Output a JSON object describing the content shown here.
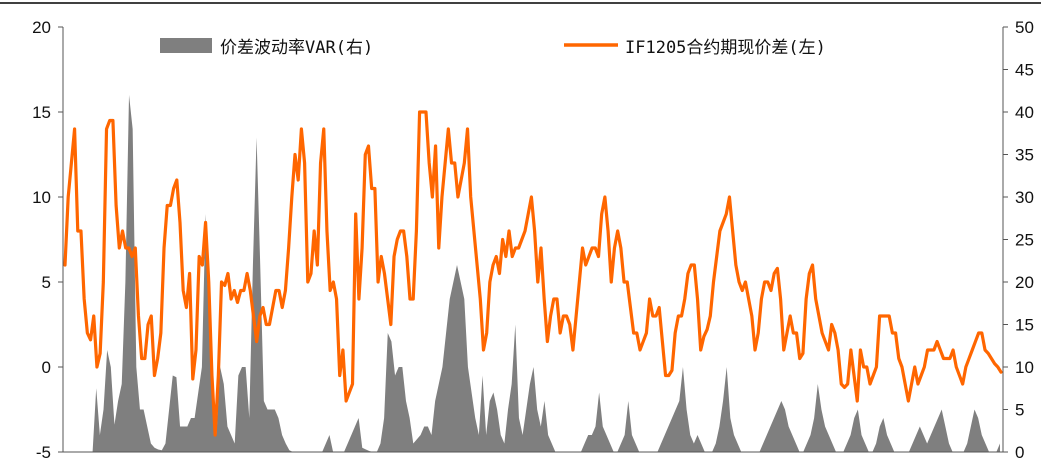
{
  "chart_data": {
    "type": "line",
    "title": "",
    "xlabel": "",
    "ylabel_left": "",
    "ylabel_right": "",
    "grid": false,
    "legend_position": "top",
    "left_axis": {
      "ylim": [
        -5,
        20
      ],
      "ticks": [
        "-5",
        "0",
        "5",
        "10",
        "15",
        "20"
      ]
    },
    "right_axis": {
      "ylim": [
        0,
        50
      ],
      "ticks": [
        "0",
        "5",
        "10",
        "15",
        "20",
        "25",
        "30",
        "35",
        "40",
        "45",
        "50"
      ]
    },
    "series": [
      {
        "name": "价差波动率VAR(右)",
        "type": "area",
        "axis": "right",
        "color": "#7f7f7f",
        "values": [
          0,
          0,
          0,
          0,
          0,
          7.5,
          2,
          5,
          12,
          10,
          3.2,
          6,
          8,
          20,
          42,
          38,
          10,
          5,
          5,
          3,
          1,
          0.5,
          0.3,
          0.2,
          1,
          5,
          9,
          8.8,
          3,
          3,
          3,
          4,
          4,
          7,
          10,
          28,
          18,
          5,
          2,
          10,
          8,
          3,
          2,
          1,
          9,
          10,
          10,
          4,
          22,
          37,
          22,
          6,
          5,
          5,
          5,
          4,
          2,
          1,
          0.2,
          0,
          0,
          0,
          0,
          0,
          0,
          0,
          0,
          0,
          1,
          2,
          0,
          0,
          0,
          0,
          1,
          2,
          3,
          4,
          0.5,
          0.3,
          0.1,
          0,
          0,
          1,
          4,
          14,
          13,
          9,
          10,
          10,
          6,
          4,
          1,
          1.5,
          2,
          3,
          3,
          2,
          6,
          8,
          10,
          14,
          18,
          20,
          22,
          20,
          18,
          10,
          7,
          4,
          2,
          9,
          2,
          6,
          7,
          5,
          2,
          1,
          5,
          8,
          15,
          4,
          2,
          5,
          8,
          10,
          5,
          3,
          6,
          2,
          1,
          0,
          0,
          0,
          0,
          0,
          0,
          0,
          0,
          1,
          2,
          2,
          3,
          7,
          3,
          2,
          1,
          0,
          0,
          1,
          2,
          6,
          2,
          1,
          0,
          0,
          0,
          0,
          0,
          0,
          1,
          2,
          3,
          4,
          5,
          6,
          10,
          5,
          2,
          1,
          2,
          1,
          0,
          0,
          0,
          1,
          3,
          6,
          10,
          4,
          2,
          1,
          0,
          0,
          0,
          0,
          0,
          0,
          1,
          2,
          3,
          4,
          5,
          6,
          5,
          3,
          2,
          1,
          0,
          0,
          1,
          2,
          4,
          8,
          5,
          3,
          2,
          1,
          0,
          0,
          0,
          1,
          2,
          4,
          5,
          2,
          1,
          0,
          0,
          1,
          3,
          4,
          2,
          1,
          0,
          0,
          0,
          0,
          0,
          1,
          2,
          3,
          2,
          1,
          2,
          3,
          4,
          5,
          3,
          1,
          0,
          0,
          0,
          0,
          1,
          3,
          5,
          4,
          2,
          1,
          0,
          0,
          0,
          1
        ]
      },
      {
        "name": "IF1205合约期现价差(左)",
        "type": "line",
        "axis": "left",
        "color": "#ff6600",
        "values": [
          6,
          10,
          12,
          14,
          8,
          8,
          4,
          2,
          1.6,
          3,
          0,
          0.8,
          5,
          14,
          14.5,
          14.5,
          9.5,
          7,
          8,
          7,
          7,
          6.5,
          7,
          3,
          0.5,
          0.5,
          2.5,
          3,
          -0.5,
          0.5,
          2,
          7,
          9.5,
          9.5,
          10.5,
          11,
          8.5,
          4.5,
          3.5,
          5.5,
          -0.7,
          1,
          6.5,
          6,
          8.5,
          5,
          -0.5,
          -4,
          -0.5,
          5,
          4.8,
          5.5,
          4,
          4.5,
          3.8,
          4.5,
          4.5,
          5.5,
          4.5,
          3,
          1.5,
          3,
          3.5,
          2.5,
          2.5,
          3.5,
          4.5,
          4.5,
          3.5,
          4.5,
          7,
          10,
          12.5,
          11,
          14,
          12,
          5,
          5.5,
          8,
          6,
          12,
          14,
          8,
          4.5,
          5,
          4,
          -0.5,
          1,
          -2,
          -1.5,
          -1,
          9,
          4,
          7,
          12.5,
          13,
          10.5,
          10.5,
          5,
          6.5,
          5.5,
          4,
          2.5,
          6.5,
          7.5,
          8,
          8,
          6.5,
          4,
          4,
          8,
          15,
          15,
          15,
          12,
          10,
          13,
          7,
          10,
          12,
          14,
          12,
          12,
          10,
          11,
          12,
          14,
          10,
          8,
          6,
          4,
          1,
          2,
          5,
          6,
          6.5,
          5.5,
          7.5,
          6.5,
          8,
          6.5,
          7,
          7,
          7.5,
          8,
          9,
          10,
          8,
          5,
          7,
          4,
          1.5,
          3,
          4,
          4,
          2,
          3,
          3,
          2.5,
          1,
          3,
          5,
          7,
          6,
          6.5,
          7,
          7,
          6.5,
          9,
          10,
          8,
          5,
          7,
          8,
          7,
          5,
          5,
          3.5,
          2,
          2,
          1,
          1.5,
          2,
          4,
          3,
          3,
          3.5,
          1.5,
          -0.5,
          -0.5,
          -0.2,
          2,
          3,
          3,
          4,
          5.5,
          6,
          6,
          4,
          1,
          1.8,
          2.2,
          3,
          5,
          6.5,
          8,
          8.5,
          9,
          10,
          8,
          6,
          5,
          4.5,
          5,
          4,
          3,
          1,
          2,
          4,
          5,
          5,
          4.5,
          5.5,
          5.8,
          4,
          1,
          2,
          3,
          2,
          2,
          0.5,
          0.8,
          4,
          5.5,
          6,
          4,
          3,
          2,
          1.5,
          1,
          2.5,
          2,
          1,
          -1,
          -1.2,
          -1,
          1,
          -0.5,
          -2,
          1,
          0,
          0,
          -1,
          -0.5,
          0,
          3,
          3,
          3,
          3,
          2,
          2,
          0.5,
          0,
          -1,
          -2,
          -1,
          0,
          -1,
          -0.5,
          0,
          1,
          1,
          1,
          1.5,
          1,
          0.5,
          0.5,
          0.5,
          1,
          0,
          -0.5,
          -1,
          0,
          0.5,
          1,
          1.5,
          2,
          2,
          1,
          0.8,
          0.5,
          0.2,
          0,
          -0.3
        ]
      }
    ]
  }
}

====

Description of the task - Copy everything in the records above except the pictures, exactly as written.

Solution for this exercise -
Output a JSON object describing the content shown here.
{
  "chart_data": {
    "type": "line",
    "title": "",
    "xlabel": "",
    "ylabel_left": "",
    "ylabel_right": "",
    "grid": false,
    "legend_position": "top",
    "left_axis": {
      "ylim": [
        -5,
        20
      ],
      "ticks": [
        "-5",
        "0",
        "5",
        "10",
        "15",
        "20"
      ]
    },
    "right_axis": {
      "ylim": [
        0,
        50
      ],
      "ticks": [
        "0",
        "5",
        "10",
        "15",
        "20",
        "25",
        "30",
        "35",
        "40",
        "45",
        "50"
      ]
    },
    "series": [
      {
        "name": "价差波动率VAR(右)",
        "type": "area",
        "axis": "right",
        "color": "#7f7f7f",
        "values": [
          0,
          0,
          0,
          0,
          0,
          7.5,
          2,
          5,
          12,
          10,
          3.2,
          6,
          8,
          20,
          42,
          38,
          10,
          5,
          5,
          3,
          1,
          0.5,
          0.3,
          0.2,
          1,
          5,
          9,
          8.8,
          3,
          3,
          3,
          4,
          4,
          7,
          10,
          28,
          18,
          5,
          2,
          10,
          8,
          3,
          2,
          1,
          9,
          10,
          10,
          4,
          22,
          37,
          22,
          6,
          5,
          5,
          5,
          4,
          2,
          1,
          0.2,
          0,
          0,
          0,
          0,
          0,
          0,
          0,
          0,
          0,
          1,
          2,
          0,
          0,
          0,
          0,
          1,
          2,
          3,
          4,
          0.5,
          0.3,
          0.1,
          0,
          0,
          1,
          4,
          14,
          13,
          9,
          10,
          10,
          6,
          4,
          1,
          1.5,
          2,
          3,
          3,
          2,
          6,
          8,
          10,
          14,
          18,
          20,
          22,
          20,
          18,
          10,
          7,
          4,
          2,
          9,
          2,
          6,
          7,
          5,
          2,
          1,
          5,
          8,
          15,
          4,
          2,
          5,
          8,
          10,
          5,
          3,
          6,
          2,
          1,
          0,
          0,
          0,
          0,
          0,
          0,
          0,
          0,
          1,
          2,
          2,
          3,
          7,
          3,
          2,
          1,
          0,
          0,
          1,
          2,
          6,
          2,
          1,
          0,
          0,
          0,
          0,
          0,
          0,
          1,
          2,
          3,
          4,
          5,
          6,
          10,
          5,
          2,
          1,
          2,
          1,
          0,
          0,
          0,
          1,
          3,
          6,
          10,
          4,
          2,
          1,
          0,
          0,
          0,
          0,
          0,
          0,
          1,
          2,
          3,
          4,
          5,
          6,
          5,
          3,
          2,
          1,
          0,
          0,
          1,
          2,
          4,
          8,
          5,
          3,
          2,
          1,
          0,
          0,
          0,
          1,
          2,
          4,
          5,
          2,
          1,
          0,
          0,
          1,
          3,
          4,
          2,
          1,
          0,
          0,
          0,
          0,
          0,
          1,
          2,
          3,
          2,
          1,
          2,
          3,
          4,
          5,
          3,
          1,
          0,
          0,
          0,
          0,
          1,
          3,
          5,
          4,
          2,
          1,
          0,
          0,
          0,
          1
        ]
      },
      {
        "name": "IF1205合约期现价差(左)",
        "type": "line",
        "axis": "left",
        "color": "#ff6600",
        "values": [
          6,
          10,
          12,
          14,
          8,
          8,
          4,
          2,
          1.6,
          3,
          0,
          0.8,
          5,
          14,
          14.5,
          14.5,
          9.5,
          7,
          8,
          7,
          7,
          6.5,
          7,
          3,
          0.5,
          0.5,
          2.5,
          3,
          -0.5,
          0.5,
          2,
          7,
          9.5,
          9.5,
          10.5,
          11,
          8.5,
          4.5,
          3.5,
          5.5,
          -0.7,
          1,
          6.5,
          6,
          8.5,
          5,
          -0.5,
          -4,
          -0.5,
          5,
          4.8,
          5.5,
          4,
          4.5,
          3.8,
          4.5,
          4.5,
          5.5,
          4.5,
          3,
          1.5,
          3,
          3.5,
          2.5,
          2.5,
          3.5,
          4.5,
          4.5,
          3.5,
          4.5,
          7,
          10,
          12.5,
          11,
          14,
          12,
          5,
          5.5,
          8,
          6,
          12,
          14,
          8,
          4.5,
          5,
          4,
          -0.5,
          1,
          -2,
          -1.5,
          -1,
          9,
          4,
          7,
          12.5,
          13,
          10.5,
          10.5,
          5,
          6.5,
          5.5,
          4,
          2.5,
          6.5,
          7.5,
          8,
          8,
          6.5,
          4,
          4,
          8,
          15,
          15,
          15,
          12,
          10,
          13,
          7,
          10,
          12,
          14,
          12,
          12,
          10,
          11,
          12,
          14,
          10,
          8,
          6,
          4,
          1,
          2,
          5,
          6,
          6.5,
          5.5,
          7.5,
          6.5,
          8,
          6.5,
          7,
          7,
          7.5,
          8,
          9,
          10,
          8,
          5,
          7,
          4,
          1.5,
          3,
          4,
          4,
          2,
          3,
          3,
          2.5,
          1,
          3,
          5,
          7,
          6,
          6.5,
          7,
          7,
          6.5,
          9,
          10,
          8,
          5,
          7,
          8,
          7,
          5,
          5,
          3.5,
          2,
          2,
          1,
          1.5,
          2,
          4,
          3,
          3,
          3.5,
          1.5,
          -0.5,
          -0.5,
          -0.2,
          2,
          3,
          3,
          4,
          5.5,
          6,
          6,
          4,
          1,
          1.8,
          2.2,
          3,
          5,
          6.5,
          8,
          8.5,
          9,
          10,
          8,
          6,
          5,
          4.5,
          5,
          4,
          3,
          1,
          2,
          4,
          5,
          5,
          4.5,
          5.5,
          5.8,
          4,
          1,
          2,
          3,
          2,
          2,
          0.5,
          0.8,
          4,
          5.5,
          6,
          4,
          3,
          2,
          1.5,
          1,
          2.5,
          2,
          1,
          -1,
          -1.2,
          -1,
          1,
          -0.5,
          -2,
          1,
          0,
          0,
          -1,
          -0.5,
          0,
          3,
          3,
          3,
          3,
          2,
          2,
          0.5,
          0,
          -1,
          -2,
          -1,
          0,
          -1,
          -0.5,
          0,
          1,
          1,
          1,
          1.5,
          1,
          0.5,
          0.5,
          0.5,
          1,
          0,
          -0.5,
          -1,
          0,
          0.5,
          1,
          1.5,
          2,
          2,
          1,
          0.8,
          0.5,
          0.2,
          0,
          -0.3
        ]
      }
    ]
  }
}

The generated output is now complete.